### [Exercise directions]
Omit every picture and return the rest of the data unaltered.

--- BEGIN Material to process ---

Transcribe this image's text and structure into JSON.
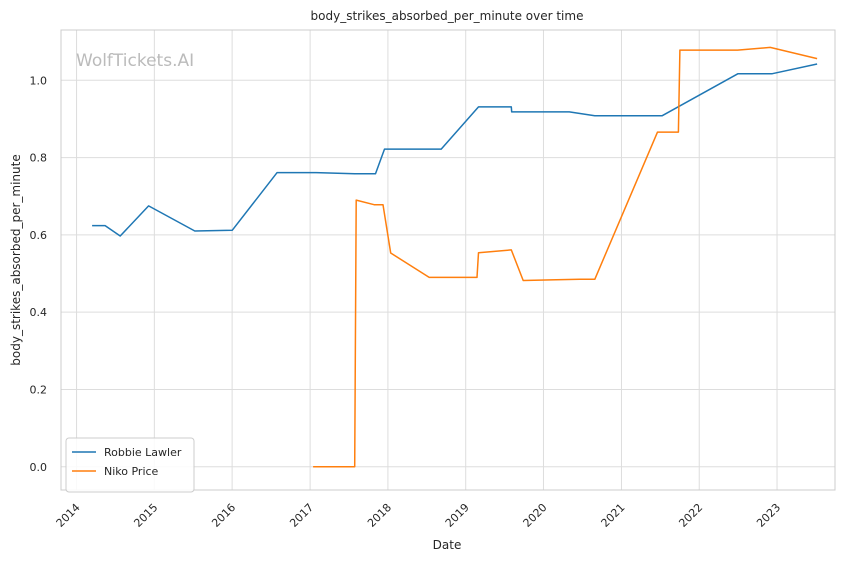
{
  "watermark": "WolfTickets.AI",
  "chart_data": {
    "type": "line",
    "title": "body_strikes_absorbed_per_minute over time",
    "xlabel": "Date",
    "ylabel": "body_strikes_absorbed_per_minute",
    "xlim": [
      "2013-10-20",
      "2023-09-30"
    ],
    "ylim": [
      -0.06,
      1.13
    ],
    "x_ticks": [
      "2014",
      "2015",
      "2016",
      "2017",
      "2018",
      "2019",
      "2020",
      "2021",
      "2022",
      "2023"
    ],
    "y_ticks": [
      "0.0",
      "0.2",
      "0.4",
      "0.6",
      "0.8",
      "1.0"
    ],
    "grid": true,
    "legend_position": "lower-left",
    "series": [
      {
        "name": "Robbie Lawler",
        "color": "#1f77b4",
        "points": [
          [
            "2014-03-15",
            0.624
          ],
          [
            "2014-05-15",
            0.624
          ],
          [
            "2014-07-25",
            0.597
          ],
          [
            "2014-12-05",
            0.675
          ],
          [
            "2015-07-10",
            0.61
          ],
          [
            "2016-01-02",
            0.612
          ],
          [
            "2016-07-30",
            0.761
          ],
          [
            "2017-01-30",
            0.761
          ],
          [
            "2017-07-29",
            0.758
          ],
          [
            "2017-11-04",
            0.758
          ],
          [
            "2017-12-16",
            0.822
          ],
          [
            "2018-09-08",
            0.822
          ],
          [
            "2019-03-02",
            0.931
          ],
          [
            "2019-08-03",
            0.931
          ],
          [
            "2019-08-05",
            0.918
          ],
          [
            "2020-05-01",
            0.918
          ],
          [
            "2020-08-29",
            0.908
          ],
          [
            "2021-07-10",
            0.908
          ],
          [
            "2022-07-02",
            1.017
          ],
          [
            "2022-12-10",
            1.017
          ],
          [
            "2023-07-08",
            1.042
          ]
        ]
      },
      {
        "name": "Niko Price",
        "color": "#ff7f0e",
        "points": [
          [
            "2017-01-15",
            0.0
          ],
          [
            "2017-07-29",
            0.0
          ],
          [
            "2017-08-05",
            0.69
          ],
          [
            "2017-10-28",
            0.678
          ],
          [
            "2017-12-09",
            0.678
          ],
          [
            "2018-01-14",
            0.553
          ],
          [
            "2018-07-14",
            0.49
          ],
          [
            "2019-02-23",
            0.49
          ],
          [
            "2019-03-02",
            0.554
          ],
          [
            "2019-08-03",
            0.561
          ],
          [
            "2019-09-28",
            0.482
          ],
          [
            "2020-03-01",
            0.484
          ],
          [
            "2020-06-20",
            0.485
          ],
          [
            "2020-08-29",
            0.485
          ],
          [
            "2021-06-19",
            0.866
          ],
          [
            "2021-09-25",
            0.866
          ],
          [
            "2021-10-02",
            1.078
          ],
          [
            "2022-06-30",
            1.078
          ],
          [
            "2022-11-30",
            1.085
          ],
          [
            "2023-07-08",
            1.056
          ]
        ]
      }
    ]
  }
}
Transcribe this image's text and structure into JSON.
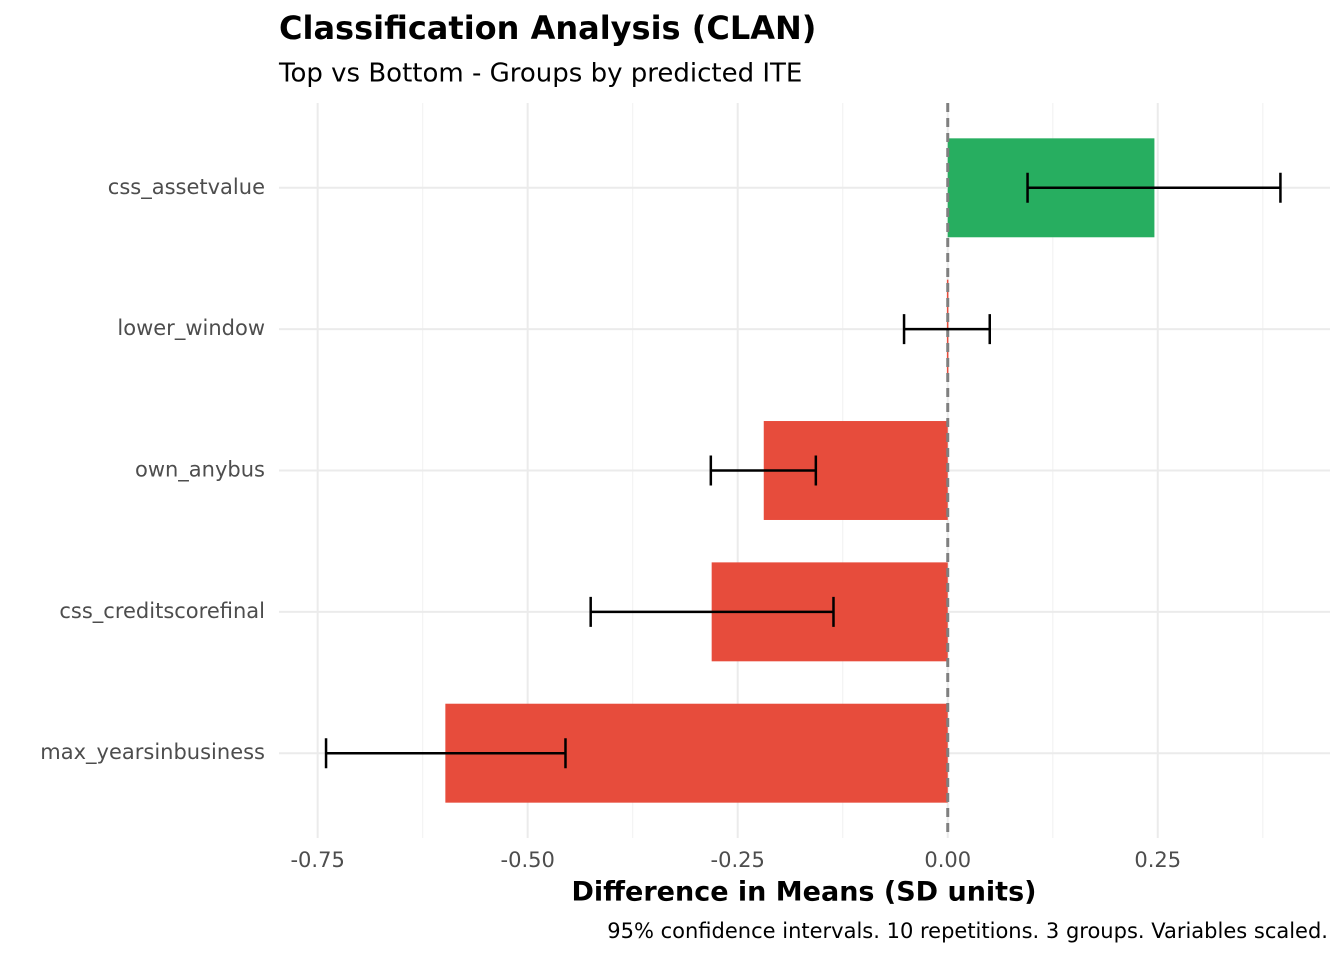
{
  "chart_data": {
    "type": "bar",
    "orientation": "horizontal",
    "title": "Classification Analysis (CLAN)",
    "subtitle": "Top vs Bottom - Groups by predicted ITE",
    "x_label": "Difference in Means (SD units)",
    "caption": "95% confidence intervals. 10 repetitions. 3 groups. Variables scaled.",
    "categories": [
      "css_assetvalue",
      "lower_window",
      "own_anybus",
      "css_creditscorefinal",
      "max_yearsinbusiness"
    ],
    "values": [
      0.246,
      -0.001,
      -0.219,
      -0.281,
      -0.598
    ],
    "ci_lower": [
      0.095,
      -0.052,
      -0.282,
      -0.425,
      -0.74
    ],
    "ci_upper": [
      0.396,
      0.05,
      -0.157,
      -0.136,
      -0.455
    ],
    "colors": [
      "#27ae60",
      "#e74c3c",
      "#e74c3c",
      "#e74c3c",
      "#e74c3c"
    ],
    "xlim": [
      -0.796,
      0.455
    ],
    "xticks": [
      -0.75,
      {
        "value": -0.5,
        "label": "-0.50"
      },
      -0.25,
      {
        "value": 0,
        "label": "0.00"
      },
      0.25
    ],
    "xminorticks": [
      -0.625,
      -0.375,
      -0.125,
      0.125,
      0.375
    ],
    "reference_line": 0,
    "grid": true
  }
}
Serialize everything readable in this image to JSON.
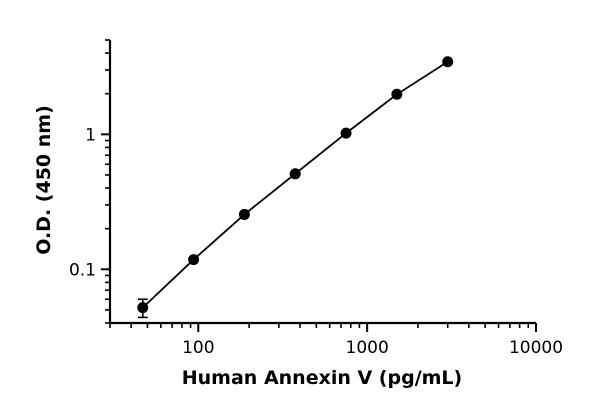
{
  "chart_data": {
    "type": "line",
    "xlabel": "Human Annexin V (pg/mL)",
    "ylabel": "O.D. (450 nm)",
    "xscale": "log",
    "yscale": "log",
    "xlim": [
      30,
      10000
    ],
    "ylim": [
      0.04,
      5
    ],
    "x_ticks": [
      100,
      1000,
      10000
    ],
    "x_tick_labels": [
      "100",
      "1000",
      "10000"
    ],
    "y_ticks": [
      0.1,
      1
    ],
    "y_tick_labels": [
      "0.1",
      "1"
    ],
    "grid": false,
    "legend": "none",
    "series": [
      {
        "x": [
          46.9,
          93.8,
          187.5,
          375,
          750,
          1500,
          3000
        ],
        "y": [
          0.052,
          0.118,
          0.255,
          0.51,
          1.02,
          1.98,
          3.45
        ],
        "y_error": [
          0.008,
          0,
          0,
          0,
          0,
          0,
          0
        ]
      }
    ]
  }
}
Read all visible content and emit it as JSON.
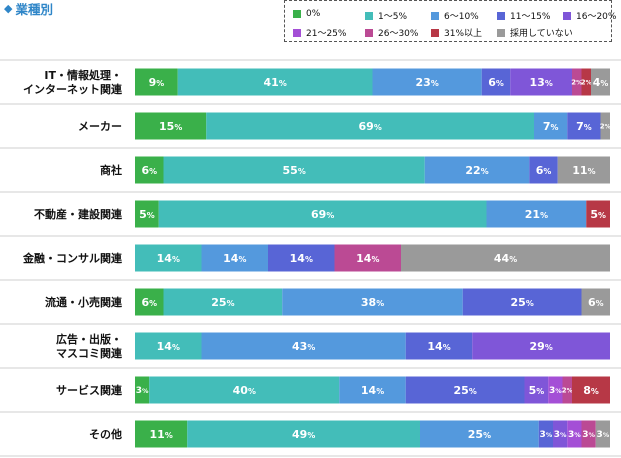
{
  "title": "業種別",
  "legend": [
    {
      "label": "0%",
      "color": "#3ab04a"
    },
    {
      "label": "1〜5%",
      "color": "#43bdb9"
    },
    {
      "label": "6〜10%",
      "color": "#5499dd"
    },
    {
      "label": "11〜15%",
      "color": "#5865d6"
    },
    {
      "label": "16〜20%",
      "color": "#7f56d8"
    },
    {
      "label": "21〜25%",
      "color": "#a44fd6"
    },
    {
      "label": "26〜30%",
      "color": "#bb4a94"
    },
    {
      "label": "31%以上",
      "color": "#b73846"
    },
    {
      "label": "採用していない",
      "color": "#9a9a9a"
    }
  ],
  "chart_data": {
    "type": "bar",
    "orientation": "horizontal",
    "stacked": true,
    "percent_suffix": "%",
    "xlim": [
      0,
      100
    ],
    "series_names": [
      "0%",
      "1〜5%",
      "6〜10%",
      "11〜15%",
      "16〜20%",
      "21〜25%",
      "26〜30%",
      "31%以上",
      "採用していない"
    ],
    "categories": [
      {
        "label": [
          "IT・情報処理・",
          "インターネット関連"
        ],
        "values": [
          9,
          41,
          23,
          6,
          13,
          0,
          2,
          2,
          4
        ]
      },
      {
        "label": [
          "メーカー"
        ],
        "values": [
          15,
          69,
          7,
          7,
          0,
          0,
          0,
          0,
          2
        ]
      },
      {
        "label": [
          "商社"
        ],
        "values": [
          6,
          55,
          22,
          6,
          0,
          0,
          0,
          0,
          11
        ]
      },
      {
        "label": [
          "不動産・建設関連"
        ],
        "values": [
          5,
          69,
          21,
          0,
          0,
          0,
          0,
          5,
          0
        ]
      },
      {
        "label": [
          "金融・コンサル関連"
        ],
        "values": [
          0,
          14,
          14,
          14,
          0,
          0,
          14,
          0,
          44
        ]
      },
      {
        "label": [
          "流通・小売関連"
        ],
        "values": [
          6,
          25,
          38,
          25,
          0,
          0,
          0,
          0,
          6
        ]
      },
      {
        "label": [
          "広告・出版・",
          "マスコミ関連"
        ],
        "values": [
          0,
          14,
          43,
          14,
          29,
          0,
          0,
          0,
          0
        ]
      },
      {
        "label": [
          "サービス関連"
        ],
        "values": [
          3,
          40,
          14,
          25,
          5,
          3,
          2,
          8,
          0
        ]
      },
      {
        "label": [
          "その他"
        ],
        "values": [
          11,
          49,
          25,
          3,
          3,
          3,
          3,
          0,
          3
        ]
      }
    ]
  }
}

--- END Material to process ---

### [Exercise answer]
Transcribe this image's text and structure into JSON.
{
  "watermark": "WolfTickets.AI",
  "chart_data": {
    "type": "line",
    "title": "body_strikes_absorbed_per_minute over time",
    "xlabel": "Date",
    "ylabel": "body_strikes_absorbed_per_minute",
    "xlim": [
      "2013-10-20",
      "2023-09-30"
    ],
    "ylim": [
      -0.06,
      1.13
    ],
    "x_ticks": [
      "2014",
      "2015",
      "2016",
      "2017",
      "2018",
      "2019",
      "2020",
      "2021",
      "2022",
      "2023"
    ],
    "y_ticks": [
      "0.0",
      "0.2",
      "0.4",
      "0.6",
      "0.8",
      "1.0"
    ],
    "grid": true,
    "legend_position": "lower-left",
    "series": [
      {
        "name": "Robbie Lawler",
        "color": "#1f77b4",
        "points": [
          [
            "2014-03-15",
            0.624
          ],
          [
            "2014-05-15",
            0.624
          ],
          [
            "2014-07-25",
            0.597
          ],
          [
            "2014-12-05",
            0.675
          ],
          [
            "2015-07-10",
            0.61
          ],
          [
            "2016-01-02",
            0.612
          ],
          [
            "2016-07-30",
            0.761
          ],
          [
            "2017-01-30",
            0.761
          ],
          [
            "2017-07-29",
            0.758
          ],
          [
            "2017-11-04",
            0.758
          ],
          [
            "2017-12-16",
            0.822
          ],
          [
            "2018-09-08",
            0.822
          ],
          [
            "2019-03-02",
            0.931
          ],
          [
            "2019-08-03",
            0.931
          ],
          [
            "2019-08-05",
            0.918
          ],
          [
            "2020-05-01",
            0.918
          ],
          [
            "2020-08-29",
            0.908
          ],
          [
            "2021-07-10",
            0.908
          ],
          [
            "2022-07-02",
            1.017
          ],
          [
            "2022-12-10",
            1.017
          ],
          [
            "2023-07-08",
            1.042
          ]
        ]
      },
      {
        "name": "Niko Price",
        "color": "#ff7f0e",
        "points": [
          [
            "2017-01-15",
            0.0
          ],
          [
            "2017-07-29",
            0.0
          ],
          [
            "2017-08-05",
            0.69
          ],
          [
            "2017-10-28",
            0.678
          ],
          [
            "2017-12-09",
            0.678
          ],
          [
            "2018-01-14",
            0.553
          ],
          [
            "2018-07-14",
            0.49
          ],
          [
            "2019-02-23",
            0.49
          ],
          [
            "2019-03-02",
            0.554
          ],
          [
            "2019-08-03",
            0.561
          ],
          [
            "2019-09-28",
            0.482
          ],
          [
            "2020-03-01",
            0.484
          ],
          [
            "2020-06-20",
            0.485
          ],
          [
            "2020-08-29",
            0.485
          ],
          [
            "2021-06-19",
            0.866
          ],
          [
            "2021-09-25",
            0.866
          ],
          [
            "2021-10-02",
            1.078
          ],
          [
            "2022-06-30",
            1.078
          ],
          [
            "2022-11-30",
            1.085
          ],
          [
            "2023-07-08",
            1.056
          ]
        ]
      }
    ]
  }
}
Transcribe this image's text and structure into JSON.
{
  "chart_data": {
    "type": "bar",
    "orientation": "horizontal",
    "title": "Classification Analysis (CLAN)",
    "subtitle": "Top vs Bottom - Groups by predicted ITE",
    "x_label": "Difference in Means (SD units)",
    "caption": "95% confidence intervals. 10 repetitions. 3 groups. Variables scaled.",
    "categories": [
      "css_assetvalue",
      "lower_window",
      "own_anybus",
      "css_creditscorefinal",
      "max_yearsinbusiness"
    ],
    "values": [
      0.246,
      -0.001,
      -0.219,
      -0.281,
      -0.598
    ],
    "ci_lower": [
      0.095,
      -0.052,
      -0.282,
      -0.425,
      -0.74
    ],
    "ci_upper": [
      0.396,
      0.05,
      -0.157,
      -0.136,
      -0.455
    ],
    "colors": [
      "#27ae60",
      "#e74c3c",
      "#e74c3c",
      "#e74c3c",
      "#e74c3c"
    ],
    "xlim": [
      -0.796,
      0.455
    ],
    "xticks": [
      -0.75,
      {
        "value": -0.5,
        "label": "-0.50"
      },
      -0.25,
      {
        "value": 0,
        "label": "0.00"
      },
      0.25
    ],
    "xminorticks": [
      -0.625,
      -0.375,
      -0.125,
      0.125,
      0.375
    ],
    "reference_line": 0,
    "grid": true
  }
}
Serialize everything readable in this image to JSON.
{
  "chart_data": {
    "type": "line",
    "xlabel": "Human Annexin V (pg/mL)",
    "ylabel": "O.D. (450 nm)",
    "xscale": "log",
    "yscale": "log",
    "xlim": [
      30,
      10000
    ],
    "ylim": [
      0.04,
      5
    ],
    "x_ticks": [
      100,
      1000,
      10000
    ],
    "x_tick_labels": [
      "100",
      "1000",
      "10000"
    ],
    "y_ticks": [
      0.1,
      1
    ],
    "y_tick_labels": [
      "0.1",
      "1"
    ],
    "grid": false,
    "legend": "none",
    "series": [
      {
        "x": [
          46.9,
          93.8,
          187.5,
          375,
          750,
          1500,
          3000
        ],
        "y": [
          0.052,
          0.118,
          0.255,
          0.51,
          1.02,
          1.98,
          3.45
        ],
        "y_error": [
          0.008,
          0,
          0,
          0,
          0,
          0,
          0
        ]
      }
    ]
  }
}
Read all visible content and emit it as JSON.
{
  "title": "業種別",
  "legend": [
    {
      "label": "0%",
      "color": "#3ab04a"
    },
    {
      "label": "1〜5%",
      "color": "#43bdb9"
    },
    {
      "label": "6〜10%",
      "color": "#5499dd"
    },
    {
      "label": "11〜15%",
      "color": "#5865d6"
    },
    {
      "label": "16〜20%",
      "color": "#7f56d8"
    },
    {
      "label": "21〜25%",
      "color": "#a44fd6"
    },
    {
      "label": "26〜30%",
      "color": "#bb4a94"
    },
    {
      "label": "31%以上",
      "color": "#b73846"
    },
    {
      "label": "採用していない",
      "color": "#9a9a9a"
    }
  ],
  "chart_data": {
    "type": "bar",
    "orientation": "horizontal",
    "stacked": true,
    "percent_suffix": "%",
    "xlim": [
      0,
      100
    ],
    "series_names": [
      "0%",
      "1〜5%",
      "6〜10%",
      "11〜15%",
      "16〜20%",
      "21〜25%",
      "26〜30%",
      "31%以上",
      "採用していない"
    ],
    "categories": [
      {
        "label": [
          "IT・情報処理・",
          "インターネット関連"
        ],
        "values": [
          9,
          41,
          23,
          6,
          13,
          0,
          2,
          2,
          4
        ]
      },
      {
        "label": [
          "メーカー"
        ],
        "values": [
          15,
          69,
          7,
          7,
          0,
          0,
          0,
          0,
          2
        ]
      },
      {
        "label": [
          "商社"
        ],
        "values": [
          6,
          55,
          22,
          6,
          0,
          0,
          0,
          0,
          11
        ]
      },
      {
        "label": [
          "不動産・建設関連"
        ],
        "values": [
          5,
          69,
          21,
          0,
          0,
          0,
          0,
          5,
          0
        ]
      },
      {
        "label": [
          "金融・コンサル関連"
        ],
        "values": [
          0,
          14,
          14,
          14,
          0,
          0,
          14,
          0,
          44
        ]
      },
      {
        "label": [
          "流通・小売関連"
        ],
        "values": [
          6,
          25,
          38,
          25,
          0,
          0,
          0,
          0,
          6
        ]
      },
      {
        "label": [
          "広告・出版・",
          "マスコミ関連"
        ],
        "values": [
          0,
          14,
          43,
          14,
          29,
          0,
          0,
          0,
          0
        ]
      },
      {
        "label": [
          "サービス関連"
        ],
        "values": [
          3,
          40,
          14,
          25,
          5,
          3,
          2,
          8,
          0
        ]
      },
      {
        "label": [
          "その他"
        ],
        "values": [
          11,
          49,
          25,
          3,
          3,
          3,
          3,
          0,
          3
        ]
      }
    ]
  }
}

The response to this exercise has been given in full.